** start of Entries provided **

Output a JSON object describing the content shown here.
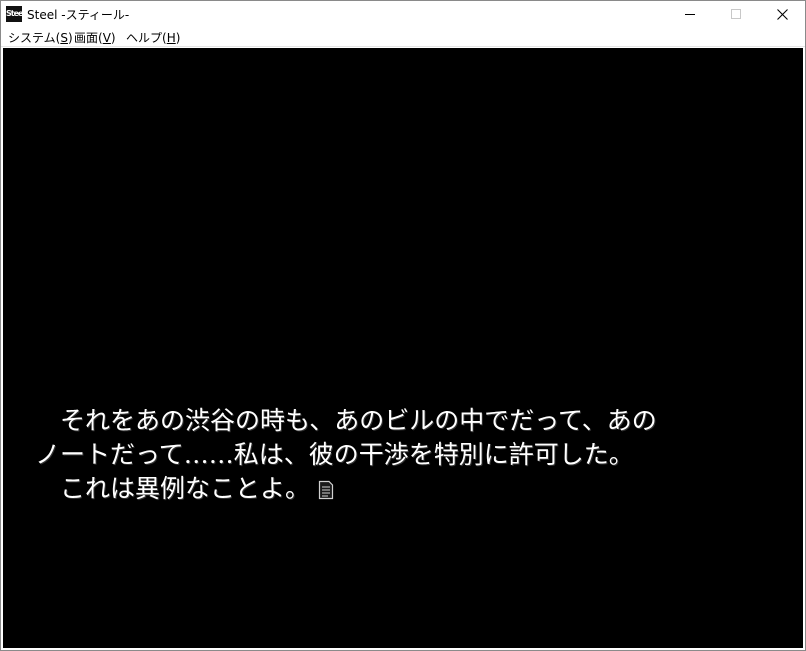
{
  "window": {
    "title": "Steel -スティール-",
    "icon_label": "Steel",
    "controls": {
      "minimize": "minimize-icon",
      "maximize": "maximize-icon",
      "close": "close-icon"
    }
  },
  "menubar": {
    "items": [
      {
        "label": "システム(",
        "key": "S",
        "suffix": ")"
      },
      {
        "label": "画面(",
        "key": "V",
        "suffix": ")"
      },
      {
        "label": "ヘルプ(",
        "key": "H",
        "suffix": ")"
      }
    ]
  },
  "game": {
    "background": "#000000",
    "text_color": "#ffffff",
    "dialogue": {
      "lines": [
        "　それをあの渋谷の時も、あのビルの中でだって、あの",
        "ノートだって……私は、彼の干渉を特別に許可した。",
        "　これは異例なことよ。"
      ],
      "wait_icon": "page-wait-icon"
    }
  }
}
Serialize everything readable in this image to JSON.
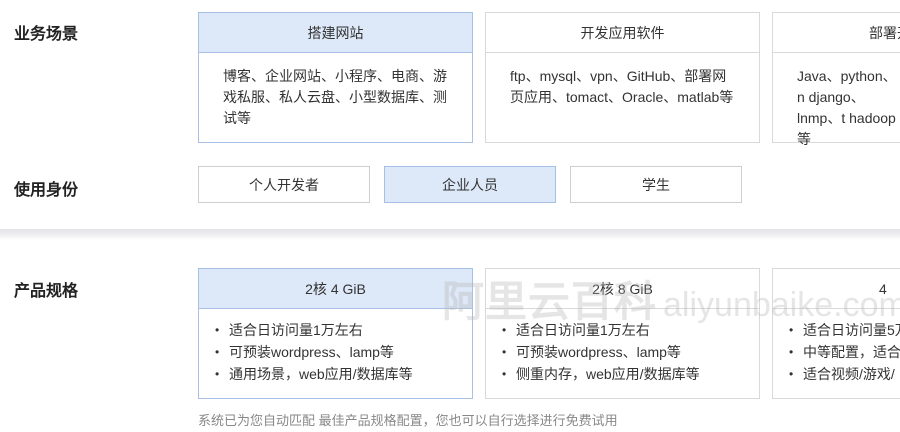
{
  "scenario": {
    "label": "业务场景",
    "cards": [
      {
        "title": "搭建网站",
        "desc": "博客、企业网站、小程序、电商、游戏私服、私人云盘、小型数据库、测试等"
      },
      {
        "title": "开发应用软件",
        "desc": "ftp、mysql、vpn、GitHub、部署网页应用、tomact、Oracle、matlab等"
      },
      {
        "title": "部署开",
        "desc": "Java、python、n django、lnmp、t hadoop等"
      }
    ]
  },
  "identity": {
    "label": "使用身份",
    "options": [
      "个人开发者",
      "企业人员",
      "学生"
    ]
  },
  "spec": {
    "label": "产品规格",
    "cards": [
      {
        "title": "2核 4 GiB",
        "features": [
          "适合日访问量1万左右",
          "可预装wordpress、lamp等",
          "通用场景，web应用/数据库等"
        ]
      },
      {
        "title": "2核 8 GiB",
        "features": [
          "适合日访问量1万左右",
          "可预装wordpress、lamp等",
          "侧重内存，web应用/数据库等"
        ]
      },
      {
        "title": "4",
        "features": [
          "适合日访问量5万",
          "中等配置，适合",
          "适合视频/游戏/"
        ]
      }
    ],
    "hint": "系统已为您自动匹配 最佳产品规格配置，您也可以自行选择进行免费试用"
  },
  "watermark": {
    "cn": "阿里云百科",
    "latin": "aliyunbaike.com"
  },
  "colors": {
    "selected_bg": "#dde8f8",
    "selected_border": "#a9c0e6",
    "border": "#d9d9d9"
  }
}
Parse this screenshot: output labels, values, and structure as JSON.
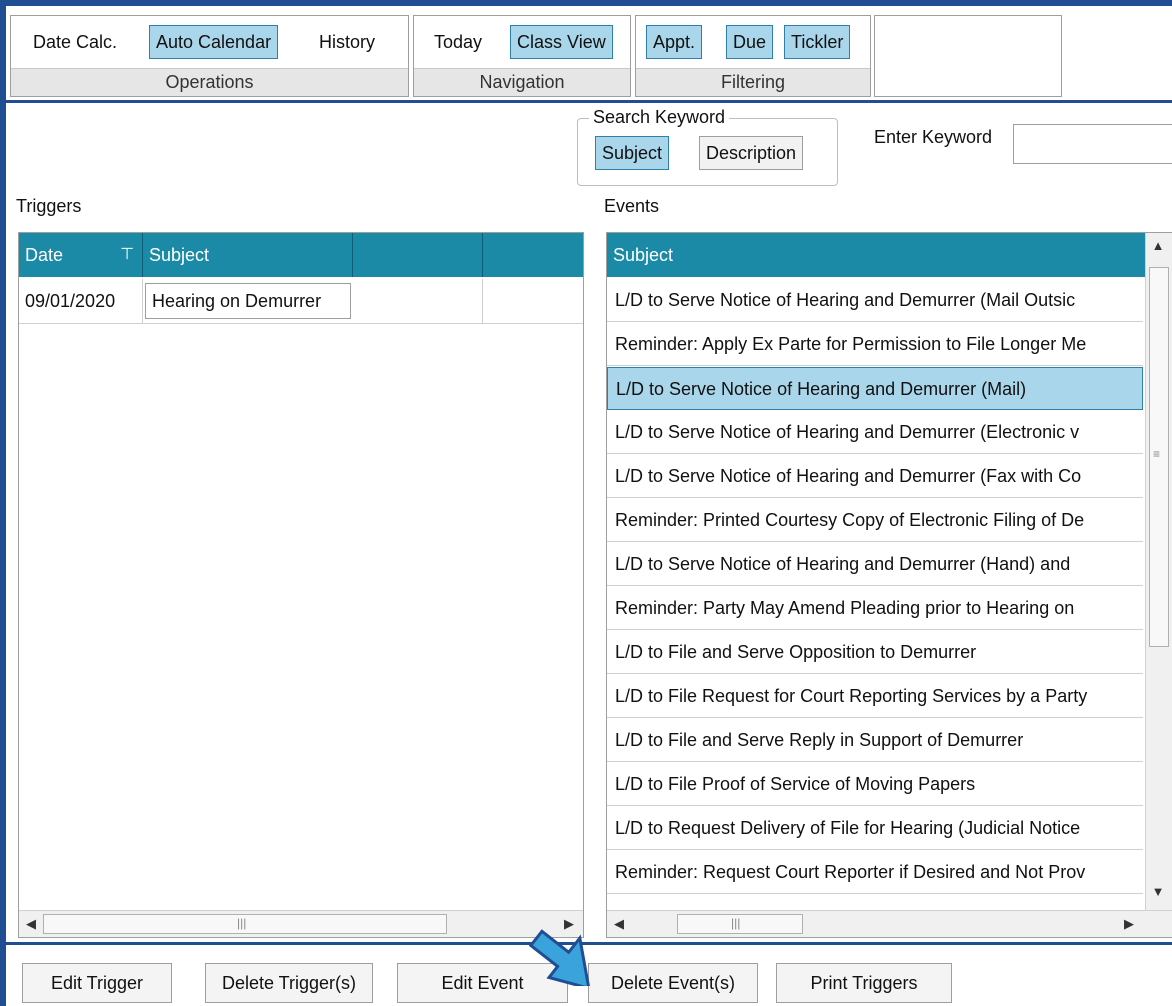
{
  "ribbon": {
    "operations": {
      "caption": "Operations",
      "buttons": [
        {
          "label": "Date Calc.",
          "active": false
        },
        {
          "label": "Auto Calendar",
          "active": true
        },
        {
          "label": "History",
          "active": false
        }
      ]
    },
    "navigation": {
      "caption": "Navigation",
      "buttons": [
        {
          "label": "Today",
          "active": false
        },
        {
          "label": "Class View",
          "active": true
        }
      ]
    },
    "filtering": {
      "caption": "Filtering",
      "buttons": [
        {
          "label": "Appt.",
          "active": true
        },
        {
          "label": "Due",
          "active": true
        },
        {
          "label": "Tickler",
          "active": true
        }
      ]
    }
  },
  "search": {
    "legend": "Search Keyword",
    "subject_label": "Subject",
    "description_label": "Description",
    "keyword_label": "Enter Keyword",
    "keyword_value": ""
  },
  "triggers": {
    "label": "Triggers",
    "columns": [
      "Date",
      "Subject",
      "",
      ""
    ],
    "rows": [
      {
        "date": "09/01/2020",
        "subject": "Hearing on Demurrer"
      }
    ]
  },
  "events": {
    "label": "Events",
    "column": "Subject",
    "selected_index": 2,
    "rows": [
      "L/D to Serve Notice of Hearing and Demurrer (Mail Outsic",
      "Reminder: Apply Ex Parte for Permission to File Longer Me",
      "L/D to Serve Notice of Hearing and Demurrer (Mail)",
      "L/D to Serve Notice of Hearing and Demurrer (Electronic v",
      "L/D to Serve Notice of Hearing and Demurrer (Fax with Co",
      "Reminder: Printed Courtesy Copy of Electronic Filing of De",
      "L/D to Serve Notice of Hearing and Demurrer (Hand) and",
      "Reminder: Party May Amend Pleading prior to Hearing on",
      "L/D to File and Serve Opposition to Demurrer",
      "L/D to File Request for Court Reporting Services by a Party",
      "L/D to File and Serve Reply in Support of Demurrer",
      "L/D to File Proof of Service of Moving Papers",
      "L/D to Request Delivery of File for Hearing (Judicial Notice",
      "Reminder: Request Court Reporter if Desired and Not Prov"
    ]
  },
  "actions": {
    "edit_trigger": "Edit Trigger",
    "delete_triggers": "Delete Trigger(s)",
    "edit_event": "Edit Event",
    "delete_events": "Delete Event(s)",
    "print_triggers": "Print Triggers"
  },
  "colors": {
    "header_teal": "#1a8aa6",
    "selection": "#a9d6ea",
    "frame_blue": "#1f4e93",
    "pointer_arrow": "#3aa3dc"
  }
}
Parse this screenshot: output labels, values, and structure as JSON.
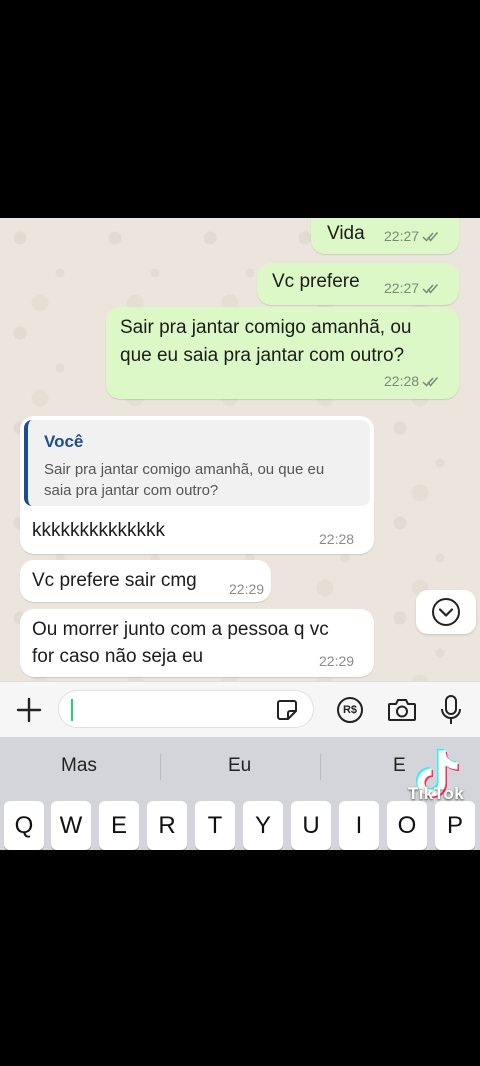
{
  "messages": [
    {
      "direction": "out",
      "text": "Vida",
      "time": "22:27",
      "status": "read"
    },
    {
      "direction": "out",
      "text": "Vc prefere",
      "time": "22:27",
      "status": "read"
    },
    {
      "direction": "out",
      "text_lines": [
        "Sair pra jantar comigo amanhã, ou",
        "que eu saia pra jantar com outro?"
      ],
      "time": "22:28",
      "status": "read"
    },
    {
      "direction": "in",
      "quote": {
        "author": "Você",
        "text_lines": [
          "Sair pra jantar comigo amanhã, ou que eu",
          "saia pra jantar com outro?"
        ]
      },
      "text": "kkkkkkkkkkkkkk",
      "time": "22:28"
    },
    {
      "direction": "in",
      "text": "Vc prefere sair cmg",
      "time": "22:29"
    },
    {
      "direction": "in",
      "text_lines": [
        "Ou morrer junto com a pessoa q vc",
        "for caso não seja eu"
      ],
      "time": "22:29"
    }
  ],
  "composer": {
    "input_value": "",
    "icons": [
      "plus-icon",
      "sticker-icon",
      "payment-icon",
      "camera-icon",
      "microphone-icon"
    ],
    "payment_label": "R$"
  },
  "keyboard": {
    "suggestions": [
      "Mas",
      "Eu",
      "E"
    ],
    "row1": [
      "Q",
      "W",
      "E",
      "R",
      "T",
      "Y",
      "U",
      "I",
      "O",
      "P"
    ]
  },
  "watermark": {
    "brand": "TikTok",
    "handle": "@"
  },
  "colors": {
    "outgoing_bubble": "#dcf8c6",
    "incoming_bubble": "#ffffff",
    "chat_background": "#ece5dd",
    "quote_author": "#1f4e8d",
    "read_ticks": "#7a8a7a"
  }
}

** end of Entries provided **

Instruction
Retype all entries exactly as they appear, dropping the images.

Reply to the task
Output a JSON object describing the content shown here.
{
  "window": {
    "title": "Steel -スティール-",
    "icon_label": "Steel",
    "controls": {
      "minimize": "minimize-icon",
      "maximize": "maximize-icon",
      "close": "close-icon"
    }
  },
  "menubar": {
    "items": [
      {
        "label": "システム(",
        "key": "S",
        "suffix": ")"
      },
      {
        "label": "画面(",
        "key": "V",
        "suffix": ")"
      },
      {
        "label": "ヘルプ(",
        "key": "H",
        "suffix": ")"
      }
    ]
  },
  "game": {
    "background": "#000000",
    "text_color": "#ffffff",
    "dialogue": {
      "lines": [
        "　それをあの渋谷の時も、あのビルの中でだって、あの",
        "ノートだって……私は、彼の干渉を特別に許可した。",
        "　これは異例なことよ。"
      ],
      "wait_icon": "page-wait-icon"
    }
  }
}
Serialize everything readable in this image to JSON.
{
  "scenario": {
    "label": "业务场景",
    "cards": [
      {
        "title": "搭建网站",
        "desc": "博客、企业网站、小程序、电商、游戏私服、私人云盘、小型数据库、测试等"
      },
      {
        "title": "开发应用软件",
        "desc": "ftp、mysql、vpn、GitHub、部署网页应用、tomact、Oracle、matlab等"
      },
      {
        "title": "部署开",
        "desc": "Java、python、n django、lnmp、t hadoop等"
      }
    ]
  },
  "identity": {
    "label": "使用身份",
    "options": [
      "个人开发者",
      "企业人员",
      "学生"
    ]
  },
  "spec": {
    "label": "产品规格",
    "cards": [
      {
        "title": "2核 4 GiB",
        "features": [
          "适合日访问量1万左右",
          "可预装wordpress、lamp等",
          "通用场景，web应用/数据库等"
        ]
      },
      {
        "title": "2核 8 GiB",
        "features": [
          "适合日访问量1万左右",
          "可预装wordpress、lamp等",
          "侧重内存，web应用/数据库等"
        ]
      },
      {
        "title": "4",
        "features": [
          "适合日访问量5万",
          "中等配置，适合",
          "适合视频/游戏/"
        ]
      }
    ],
    "hint": "系统已为您自动匹配 最佳产品规格配置，您也可以自行选择进行免费试用"
  },
  "watermark": {
    "cn": "阿里云百科",
    "latin": "aliyunbaike.com"
  },
  "colors": {
    "selected_bg": "#dde8f8",
    "selected_border": "#a9c0e6",
    "border": "#d9d9d9"
  }
}
Parse this screenshot: output labels, values, and structure as JSON.
{
  "ribbon": {
    "operations": {
      "caption": "Operations",
      "buttons": [
        {
          "label": "Date Calc.",
          "active": false
        },
        {
          "label": "Auto Calendar",
          "active": true
        },
        {
          "label": "History",
          "active": false
        }
      ]
    },
    "navigation": {
      "caption": "Navigation",
      "buttons": [
        {
          "label": "Today",
          "active": false
        },
        {
          "label": "Class View",
          "active": true
        }
      ]
    },
    "filtering": {
      "caption": "Filtering",
      "buttons": [
        {
          "label": "Appt.",
          "active": true
        },
        {
          "label": "Due",
          "active": true
        },
        {
          "label": "Tickler",
          "active": true
        }
      ]
    }
  },
  "search": {
    "legend": "Search Keyword",
    "subject_label": "Subject",
    "description_label": "Description",
    "keyword_label": "Enter Keyword",
    "keyword_value": ""
  },
  "triggers": {
    "label": "Triggers",
    "columns": [
      "Date",
      "Subject",
      "",
      ""
    ],
    "rows": [
      {
        "date": "09/01/2020",
        "subject": "Hearing on Demurrer"
      }
    ]
  },
  "events": {
    "label": "Events",
    "column": "Subject",
    "selected_index": 2,
    "rows": [
      "L/D to Serve Notice of Hearing and Demurrer (Mail Outsic",
      "Reminder: Apply Ex Parte for Permission to File Longer Me",
      "L/D to Serve Notice of Hearing and Demurrer (Mail)",
      "L/D to Serve Notice of Hearing and Demurrer (Electronic v",
      "L/D to Serve Notice of Hearing and Demurrer (Fax with Co",
      "Reminder: Printed Courtesy Copy of Electronic Filing of De",
      "L/D to Serve Notice of Hearing and Demurrer (Hand) and",
      "Reminder: Party May Amend Pleading prior to Hearing on",
      "L/D to File and Serve Opposition to Demurrer",
      "L/D to File Request for Court Reporting Services by a Party",
      "L/D to File and Serve Reply in Support of Demurrer",
      "L/D to File Proof of Service of Moving Papers",
      "L/D to Request Delivery of File for Hearing (Judicial Notice",
      "Reminder: Request Court Reporter if Desired and Not Prov"
    ]
  },
  "actions": {
    "edit_trigger": "Edit Trigger",
    "delete_triggers": "Delete Trigger(s)",
    "edit_event": "Edit Event",
    "delete_events": "Delete Event(s)",
    "print_triggers": "Print Triggers"
  },
  "colors": {
    "header_teal": "#1a8aa6",
    "selection": "#a9d6ea",
    "frame_blue": "#1f4e93",
    "pointer_arrow": "#3aa3dc"
  }
}
Parse this screenshot: output labels, values, and structure as JSON.
{
  "messages": [
    {
      "direction": "out",
      "text": "Vida",
      "time": "22:27",
      "status": "read"
    },
    {
      "direction": "out",
      "text": "Vc prefere",
      "time": "22:27",
      "status": "read"
    },
    {
      "direction": "out",
      "text_lines": [
        "Sair pra jantar comigo amanhã, ou",
        "que eu saia pra jantar com outro?"
      ],
      "time": "22:28",
      "status": "read"
    },
    {
      "direction": "in",
      "quote": {
        "author": "Você",
        "text_lines": [
          "Sair pra jantar comigo amanhã, ou que eu",
          "saia pra jantar com outro?"
        ]
      },
      "text": "kkkkkkkkkkkkkk",
      "time": "22:28"
    },
    {
      "direction": "in",
      "text": "Vc prefere sair cmg",
      "time": "22:29"
    },
    {
      "direction": "in",
      "text_lines": [
        "Ou morrer junto com a pessoa q vc",
        "for caso não seja eu"
      ],
      "time": "22:29"
    }
  ],
  "composer": {
    "input_value": "",
    "icons": [
      "plus-icon",
      "sticker-icon",
      "payment-icon",
      "camera-icon",
      "microphone-icon"
    ],
    "payment_label": "R$"
  },
  "keyboard": {
    "suggestions": [
      "Mas",
      "Eu",
      "E"
    ],
    "row1": [
      "Q",
      "W",
      "E",
      "R",
      "T",
      "Y",
      "U",
      "I",
      "O",
      "P"
    ]
  },
  "watermark": {
    "brand": "TikTok",
    "handle": "@"
  },
  "colors": {
    "outgoing_bubble": "#dcf8c6",
    "incoming_bubble": "#ffffff",
    "chat_background": "#ece5dd",
    "quote_author": "#1f4e8d",
    "read_ticks": "#7a8a7a"
  }
}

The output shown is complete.